[Data extracted from a collection]
* Begin *
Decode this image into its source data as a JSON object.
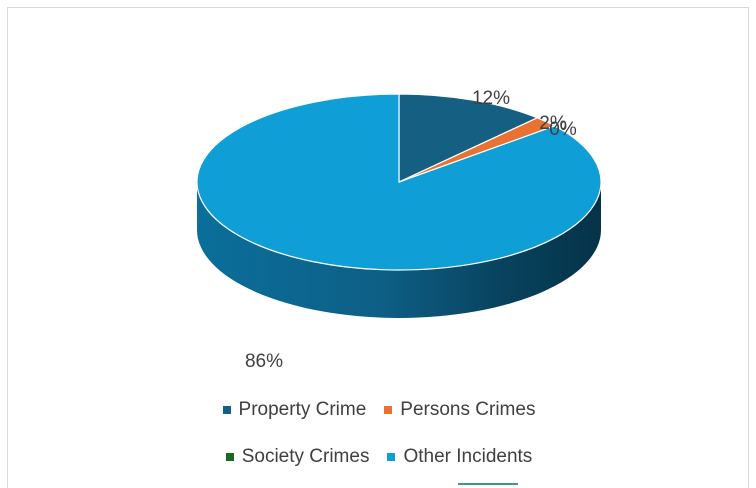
{
  "chart_data": {
    "type": "pie",
    "variant": "3d",
    "start_angle_deg": 0,
    "categories": [
      "Property Crime",
      "Persons Crimes",
      "Society Crimes",
      "Other Incidents"
    ],
    "values": [
      12,
      2,
      0,
      86
    ],
    "data_labels": [
      "12%",
      "2%",
      "0%",
      "86%"
    ],
    "colors": [
      "#156082",
      "#e97132",
      "#196b24",
      "#0f9ed5"
    ],
    "side_colors": [
      "#0c3b52",
      "#a24f22",
      "#0f4416",
      "#09587a"
    ],
    "legend": {
      "position": "bottom",
      "rows": [
        [
          0,
          1
        ],
        [
          2,
          3
        ]
      ]
    }
  }
}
* End *
• **Written instruction**
Every record must be copied exactly, with the pictures left out.

• **Exercise output**
Decode this image into its source data as a JSON object.
{
  "chart_data": {
    "type": "pie",
    "variant": "3d",
    "start_angle_deg": 0,
    "categories": [
      "Property Crime",
      "Persons Crimes",
      "Society Crimes",
      "Other Incidents"
    ],
    "values": [
      12,
      2,
      0,
      86
    ],
    "data_labels": [
      "12%",
      "2%",
      "0%",
      "86%"
    ],
    "colors": [
      "#156082",
      "#e97132",
      "#196b24",
      "#0f9ed5"
    ],
    "side_colors": [
      "#0c3b52",
      "#a24f22",
      "#0f4416",
      "#09587a"
    ],
    "legend": {
      "position": "bottom",
      "rows": [
        [
          0,
          1
        ],
        [
          2,
          3
        ]
      ]
    }
  }
}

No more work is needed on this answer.